* _DOCUMENT SEGMENT_
________________________________________

On 12/15/2016 08:26 AM, Tom DalPozzo wrote:
https://www.postgresql.org/docs/9.5/static/storage-toast.html
<https://www.postgresql.org/docs/9.5/static/storage-toast.html>
"The TOAST management code is triggered only when a row value to be
stored in a table is wider than TOAST_TUPLE_THRESHOLD bytes
(normally 2 kB). The TOAST code will compress and/or move field
values out-of-line until the row value is shorter than
TOAST_TUPLE_TARGET bytes (also normally 2 kB) or no more gains can
be had. During an UPDATE operation, values of unchanged fields are
normally preserved as-is; so an UPDATE of a row with out-of-line
values incurs no TOAST costs if none of the out-of-line values change."
Pupillo
--
Adrian Klaver
adrian.klaver@xxxxxxxxxxx <mailto:adrian.klaver@xxxxxxxxxxx>
I see. But in my case rows don't reach that thresold (I didn't check if
2K but I didn't change anything). So I'm wondering if there is any other
chance except the TOAST to get the rows compressed or not.

________________________________________

* _ENTRIES SUPPLIED_
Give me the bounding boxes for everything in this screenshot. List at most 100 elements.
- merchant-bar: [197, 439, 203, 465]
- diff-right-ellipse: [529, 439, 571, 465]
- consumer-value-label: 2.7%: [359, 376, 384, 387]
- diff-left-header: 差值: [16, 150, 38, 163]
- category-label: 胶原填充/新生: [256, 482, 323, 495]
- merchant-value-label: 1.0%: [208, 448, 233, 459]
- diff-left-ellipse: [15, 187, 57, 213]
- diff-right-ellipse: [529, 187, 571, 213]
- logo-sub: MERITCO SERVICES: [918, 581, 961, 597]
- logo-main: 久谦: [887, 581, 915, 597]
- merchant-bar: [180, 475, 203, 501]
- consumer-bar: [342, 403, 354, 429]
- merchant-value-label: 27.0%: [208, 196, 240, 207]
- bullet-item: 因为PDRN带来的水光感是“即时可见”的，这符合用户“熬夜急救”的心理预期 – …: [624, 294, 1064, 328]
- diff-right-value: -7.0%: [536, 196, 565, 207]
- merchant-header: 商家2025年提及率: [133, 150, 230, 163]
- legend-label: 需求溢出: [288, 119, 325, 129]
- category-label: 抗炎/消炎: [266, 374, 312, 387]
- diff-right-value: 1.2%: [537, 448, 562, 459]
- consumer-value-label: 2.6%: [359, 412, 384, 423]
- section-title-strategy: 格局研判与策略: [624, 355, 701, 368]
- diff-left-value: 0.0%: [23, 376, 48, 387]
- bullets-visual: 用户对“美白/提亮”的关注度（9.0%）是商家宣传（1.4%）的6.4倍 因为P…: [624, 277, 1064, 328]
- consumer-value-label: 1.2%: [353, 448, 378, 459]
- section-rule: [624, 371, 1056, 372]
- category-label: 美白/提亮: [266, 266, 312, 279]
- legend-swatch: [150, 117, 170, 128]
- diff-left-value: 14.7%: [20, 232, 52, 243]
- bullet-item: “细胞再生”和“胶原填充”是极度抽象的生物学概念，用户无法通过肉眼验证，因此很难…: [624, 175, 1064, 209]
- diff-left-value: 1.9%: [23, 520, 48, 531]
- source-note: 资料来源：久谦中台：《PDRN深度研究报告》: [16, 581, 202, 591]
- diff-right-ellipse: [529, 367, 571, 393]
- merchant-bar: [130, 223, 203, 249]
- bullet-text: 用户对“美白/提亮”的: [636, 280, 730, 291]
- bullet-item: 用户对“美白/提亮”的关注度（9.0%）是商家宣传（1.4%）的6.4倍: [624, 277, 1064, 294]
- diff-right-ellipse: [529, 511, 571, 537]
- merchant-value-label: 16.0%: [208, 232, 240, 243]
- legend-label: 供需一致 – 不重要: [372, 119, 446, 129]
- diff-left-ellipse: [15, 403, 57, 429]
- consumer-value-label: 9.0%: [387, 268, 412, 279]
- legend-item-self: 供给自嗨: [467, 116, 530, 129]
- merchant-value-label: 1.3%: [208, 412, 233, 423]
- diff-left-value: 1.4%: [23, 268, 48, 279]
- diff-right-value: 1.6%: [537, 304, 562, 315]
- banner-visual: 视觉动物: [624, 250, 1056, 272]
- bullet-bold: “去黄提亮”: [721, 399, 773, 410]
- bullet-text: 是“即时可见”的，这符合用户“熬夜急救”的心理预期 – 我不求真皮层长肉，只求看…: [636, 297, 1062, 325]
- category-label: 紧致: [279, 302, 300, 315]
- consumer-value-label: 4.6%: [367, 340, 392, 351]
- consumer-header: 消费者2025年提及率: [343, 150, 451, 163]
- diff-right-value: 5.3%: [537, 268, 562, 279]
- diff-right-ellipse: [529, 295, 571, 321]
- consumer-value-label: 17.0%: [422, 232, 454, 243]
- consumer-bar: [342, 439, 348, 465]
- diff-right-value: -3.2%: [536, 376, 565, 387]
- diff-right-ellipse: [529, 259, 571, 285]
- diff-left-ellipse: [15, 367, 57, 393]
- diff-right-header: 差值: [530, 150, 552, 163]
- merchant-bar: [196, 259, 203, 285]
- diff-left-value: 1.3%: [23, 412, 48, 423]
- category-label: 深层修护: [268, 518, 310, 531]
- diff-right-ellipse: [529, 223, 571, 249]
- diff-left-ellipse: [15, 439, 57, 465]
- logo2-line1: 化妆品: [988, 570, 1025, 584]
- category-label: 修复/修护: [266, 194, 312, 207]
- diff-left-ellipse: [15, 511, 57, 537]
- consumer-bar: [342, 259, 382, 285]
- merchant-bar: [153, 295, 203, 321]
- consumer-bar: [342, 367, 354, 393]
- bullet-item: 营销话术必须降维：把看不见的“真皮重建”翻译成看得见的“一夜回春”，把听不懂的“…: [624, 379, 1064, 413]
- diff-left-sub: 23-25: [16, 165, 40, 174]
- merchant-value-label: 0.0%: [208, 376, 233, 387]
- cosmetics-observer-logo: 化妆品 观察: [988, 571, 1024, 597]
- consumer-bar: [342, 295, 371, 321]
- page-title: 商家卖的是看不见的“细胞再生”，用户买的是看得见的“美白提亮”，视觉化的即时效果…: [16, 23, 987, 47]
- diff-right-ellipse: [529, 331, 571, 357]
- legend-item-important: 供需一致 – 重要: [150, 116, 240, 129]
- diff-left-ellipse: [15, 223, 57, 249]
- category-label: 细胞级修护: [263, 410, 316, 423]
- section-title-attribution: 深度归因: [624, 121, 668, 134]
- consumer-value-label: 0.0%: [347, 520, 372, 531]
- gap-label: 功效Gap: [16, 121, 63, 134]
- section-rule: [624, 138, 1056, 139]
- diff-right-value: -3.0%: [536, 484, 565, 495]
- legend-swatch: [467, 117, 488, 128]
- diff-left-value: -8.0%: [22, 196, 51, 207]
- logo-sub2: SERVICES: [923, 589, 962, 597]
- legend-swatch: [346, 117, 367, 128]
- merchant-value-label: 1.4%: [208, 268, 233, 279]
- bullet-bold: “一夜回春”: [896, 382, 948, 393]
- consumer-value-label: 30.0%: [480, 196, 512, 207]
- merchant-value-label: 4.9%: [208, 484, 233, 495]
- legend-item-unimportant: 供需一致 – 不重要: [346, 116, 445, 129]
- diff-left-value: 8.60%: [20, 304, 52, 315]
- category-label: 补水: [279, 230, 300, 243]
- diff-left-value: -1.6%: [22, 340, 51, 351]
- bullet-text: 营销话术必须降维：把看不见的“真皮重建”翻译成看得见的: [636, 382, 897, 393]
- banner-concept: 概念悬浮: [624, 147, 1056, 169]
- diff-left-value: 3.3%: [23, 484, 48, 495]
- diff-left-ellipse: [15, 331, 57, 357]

________________________________________

* _TASKS TO COMPLETE_
1) Answer these questions using the mailing-list message about TOAST:
(a) What is the usual size of TOAST_TUPLE_THRESHOLD?
(b) During an UPDATE, what normally happens to the values of unchanged fields?
(c) What name appears in the signature under the quoted documentation?
2) Please explain, in one to three sentences and using the mailing-list message about TOAST, why an UPDATE of a row with out-of-line values incurs no TOAST costs when none of those values change.
3) Pick up the mailing-list message about TOAST after its last sentence and continue it.
The data has no role in these tasks.

* _WRITTEN RESPONSES_
1)
(a) Normally 2 kB.
(b) They are normally preserved as-is.
(c) Adrian Klaver.

2) During an UPDATE, the values of unchanged fields are normally preserved as-is. If none of the out-of-line values change, they stay where they are, so no TOAST work is needed.

3)
Are you really sure you want that? For small files the overhead of
compression tends to out weigh the benefits. A contrived example biased
to making my point:
aklaver@killi:~> dd if=/dev/urandom of=file.txt bs=10 count=10
10+0 records in
10+0 records out
100 bytes (100 B) copied, 0.253617 s, 0.4 kB/s
aklaver@killi:~> l -h file.txt
-rw-r--r-- 1 aklaver users 100 Dec 15 13:07 file.txt
aklaver@killi:~> gzip file.txt
aklaver@killi:~> l -h file.txt.gz
-rw-r--r-- 1 aklaver users 132 Dec 15 13:07 file.txt.gz
I noticed that, when I use constant data, the total IO writes (by
iostat) are more or less 1/2 of the the total IO writes when using
random or other data hard to compress.
Define constant data?
I thought the data you are inputting is below the compression threshold?
Is I/O causing a problem or to put it another way, what is the problem
you are trying to solve?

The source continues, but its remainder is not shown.